Transcription dataset entries

--- START ---

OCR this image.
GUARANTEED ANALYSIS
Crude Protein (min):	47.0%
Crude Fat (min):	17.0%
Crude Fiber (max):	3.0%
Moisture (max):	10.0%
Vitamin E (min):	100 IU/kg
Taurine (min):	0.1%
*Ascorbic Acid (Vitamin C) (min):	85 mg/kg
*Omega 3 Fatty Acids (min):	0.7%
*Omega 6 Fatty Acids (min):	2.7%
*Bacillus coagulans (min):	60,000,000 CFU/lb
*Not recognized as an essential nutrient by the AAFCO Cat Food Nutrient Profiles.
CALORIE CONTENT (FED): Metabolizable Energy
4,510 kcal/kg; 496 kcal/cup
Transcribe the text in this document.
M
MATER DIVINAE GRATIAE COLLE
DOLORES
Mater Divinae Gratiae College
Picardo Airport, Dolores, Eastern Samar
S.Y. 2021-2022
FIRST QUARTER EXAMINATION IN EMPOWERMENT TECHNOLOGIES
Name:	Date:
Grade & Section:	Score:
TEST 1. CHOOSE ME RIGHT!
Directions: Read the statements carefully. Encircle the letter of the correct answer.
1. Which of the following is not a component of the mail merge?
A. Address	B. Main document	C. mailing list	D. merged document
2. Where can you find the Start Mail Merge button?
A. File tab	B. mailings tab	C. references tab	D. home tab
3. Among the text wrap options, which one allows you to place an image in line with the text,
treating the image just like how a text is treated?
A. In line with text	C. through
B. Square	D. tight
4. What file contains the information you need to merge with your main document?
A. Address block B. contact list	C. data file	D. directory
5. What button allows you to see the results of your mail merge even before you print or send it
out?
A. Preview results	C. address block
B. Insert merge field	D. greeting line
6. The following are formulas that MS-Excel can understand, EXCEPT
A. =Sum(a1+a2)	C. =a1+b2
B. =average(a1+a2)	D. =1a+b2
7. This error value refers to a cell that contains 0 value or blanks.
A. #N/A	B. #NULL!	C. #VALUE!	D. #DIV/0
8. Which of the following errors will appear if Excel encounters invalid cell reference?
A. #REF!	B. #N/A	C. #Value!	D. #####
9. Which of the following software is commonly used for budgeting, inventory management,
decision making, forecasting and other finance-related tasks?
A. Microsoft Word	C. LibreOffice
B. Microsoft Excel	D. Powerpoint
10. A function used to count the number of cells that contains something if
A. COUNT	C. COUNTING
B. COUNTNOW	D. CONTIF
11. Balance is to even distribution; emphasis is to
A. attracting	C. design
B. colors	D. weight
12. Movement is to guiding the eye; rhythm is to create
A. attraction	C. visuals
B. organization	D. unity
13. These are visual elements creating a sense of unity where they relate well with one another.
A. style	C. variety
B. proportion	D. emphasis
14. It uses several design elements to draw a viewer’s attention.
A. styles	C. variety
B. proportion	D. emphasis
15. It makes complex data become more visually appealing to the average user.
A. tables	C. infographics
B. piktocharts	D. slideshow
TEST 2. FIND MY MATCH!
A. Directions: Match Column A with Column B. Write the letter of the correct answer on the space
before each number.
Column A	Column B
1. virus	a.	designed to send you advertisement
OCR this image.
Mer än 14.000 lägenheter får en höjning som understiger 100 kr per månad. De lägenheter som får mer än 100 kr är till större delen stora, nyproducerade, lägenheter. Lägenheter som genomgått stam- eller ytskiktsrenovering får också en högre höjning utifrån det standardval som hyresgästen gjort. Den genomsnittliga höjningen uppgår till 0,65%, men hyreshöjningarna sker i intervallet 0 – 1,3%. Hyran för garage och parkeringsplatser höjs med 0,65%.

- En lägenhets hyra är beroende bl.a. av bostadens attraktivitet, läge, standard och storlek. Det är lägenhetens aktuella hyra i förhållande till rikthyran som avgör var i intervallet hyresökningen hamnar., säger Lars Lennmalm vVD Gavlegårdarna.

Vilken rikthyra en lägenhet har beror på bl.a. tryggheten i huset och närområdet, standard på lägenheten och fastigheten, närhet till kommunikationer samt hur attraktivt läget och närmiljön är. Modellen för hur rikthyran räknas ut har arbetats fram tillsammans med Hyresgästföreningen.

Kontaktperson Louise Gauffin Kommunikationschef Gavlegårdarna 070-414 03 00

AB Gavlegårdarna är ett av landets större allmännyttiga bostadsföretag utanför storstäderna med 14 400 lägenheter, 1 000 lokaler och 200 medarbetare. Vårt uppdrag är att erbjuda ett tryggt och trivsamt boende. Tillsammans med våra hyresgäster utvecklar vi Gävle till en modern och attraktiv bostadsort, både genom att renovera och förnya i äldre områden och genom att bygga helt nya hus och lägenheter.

--- END ---

TASK GOAL
Nothing in the records should be left out; write all of them out again exactly.

REPLY TO THE EXERCISE
OCR this image.
GUARANTEED ANALYSIS
Crude Protein (min):	47.0%
Crude Fat (min):	17.0%
Crude Fiber (max):	3.0%
Moisture (max):	10.0%
Vitamin E (min):	100 IU/kg
Taurine (min):	0.1%
*Ascorbic Acid (Vitamin C) (min):	85 mg/kg
*Omega 3 Fatty Acids (min):	0.7%
*Omega 6 Fatty Acids (min):	2.7%
*Bacillus coagulans (min):	60,000,000 CFU/lb
*Not recognized as an essential nutrient by the AAFCO Cat Food Nutrient Profiles.
CALORIE CONTENT (FED): Metabolizable Energy
4,510 kcal/kg; 496 kcal/cup
Transcribe the text in this document.
M
MATER DIVINAE GRATIAE COLLE
DOLORES
Mater Divinae Gratiae College
Picardo Airport, Dolores, Eastern Samar
S.Y. 2021-2022
FIRST QUARTER EXAMINATION IN EMPOWERMENT TECHNOLOGIES
Name:	Date:
Grade & Section:	Score:
TEST 1. CHOOSE ME RIGHT!
Directions: Read the statements carefully. Encircle the letter of the correct answer.
1. Which of the following is not a component of the mail merge?
A. Address	B. Main document	C. mailing list	D. merged document
2. Where can you find the Start Mail Merge button?
A. File tab	B. mailings tab	C. references tab	D. home tab
3. Among the text wrap options, which one allows you to place an image in line with the text,
treating the image just like how a text is treated?
A. In line with text	C. through
B. Square	D. tight
4. What file contains the information you need to merge with your main document?
A. Address block B. contact list	C. data file	D. directory
5. What button allows you to see the results of your mail merge even before you print or send it
out?
A. Preview results	C. address block
B. Insert merge field	D. greeting line
6. The following are formulas that MS-Excel can understand, EXCEPT
A. =Sum(a1+a2)	C. =a1+b2
B. =average(a1+a2)	D. =1a+b2
7. This error value refers to a cell that contains 0 value or blanks.
A. #N/A	B. #NULL!	C. #VALUE!	D. #DIV/0
8. Which of the following errors will appear if Excel encounters invalid cell reference?
A. #REF!	B. #N/A	C. #Value!	D. #####
9. Which of the following software is commonly used for budgeting, inventory management,
decision making, forecasting and other finance-related tasks?
A. Microsoft Word	C. LibreOffice
B. Microsoft Excel	D. Powerpoint
10. A function used to count the number of cells that contains something if
A. COUNT	C. COUNTING
B. COUNTNOW	D. CONTIF
11. Balance is to even distribution; emphasis is to
A. attracting	C. design
B. colors	D. weight
12. Movement is to guiding the eye; rhythm is to create
A. attraction	C. visuals
B. organization	D. unity
13. These are visual elements creating a sense of unity where they relate well with one another.
A. style	C. variety
B. proportion	D. emphasis
14. It uses several design elements to draw a viewer’s attention.
A. styles	C. variety
B. proportion	D. emphasis
15. It makes complex data become more visually appealing to the average user.
A. tables	C. infographics
B. piktocharts	D. slideshow
TEST 2. FIND MY MATCH!
A. Directions: Match Column A with Column B. Write the letter of the correct answer on the space
before each number.
Column A	Column B
1. virus	a.	designed to send you advertisement
OCR this image.
Mer än 14.000 lägenheter får en höjning som understiger 100 kr per månad. De lägenheter som får mer än 100 kr är till större delen stora, nyproducerade, lägenheter. Lägenheter som genomgått stam- eller ytskiktsrenovering får också en högre höjning utifrån det standardval som hyresgästen gjort. Den genomsnittliga höjningen uppgår till 0,65%, men hyreshöjningarna sker i intervallet 0 – 1,3%. Hyran för garage och parkeringsplatser höjs med 0,65%.

- En lägenhets hyra är beroende bl.a. av bostadens attraktivitet, läge, standard och storlek. Det är lägenhetens aktuella hyra i förhållande till rikthyran som avgör var i intervallet hyresökningen hamnar., säger Lars Lennmalm vVD Gavlegårdarna.

Vilken rikthyra en lägenhet har beror på bl.a. tryggheten i huset och närområdet, standard på lägenheten och fastigheten, närhet till kommunikationer samt hur attraktivt läget och närmiljön är. Modellen för hur rikthyran räknas ut har arbetats fram tillsammans med Hyresgästföreningen.

Kontaktperson Louise Gauffin Kommunikationschef Gavlegårdarna 070-414 03 00

AB Gavlegårdarna är ett av landets större allmännyttiga bostadsföretag utanför storstäderna med 14 400 lägenheter, 1 000 lokaler och 200 medarbetare. Vårt uppdrag är att erbjuda ett tryggt och trivsamt boende. Tillsammans med våra hyresgäster utvecklar vi Gävle till en modern och attraktiv bostadsort, både genom att renovera och förnya i äldre områden och genom att bygga helt nya hus och lägenheter.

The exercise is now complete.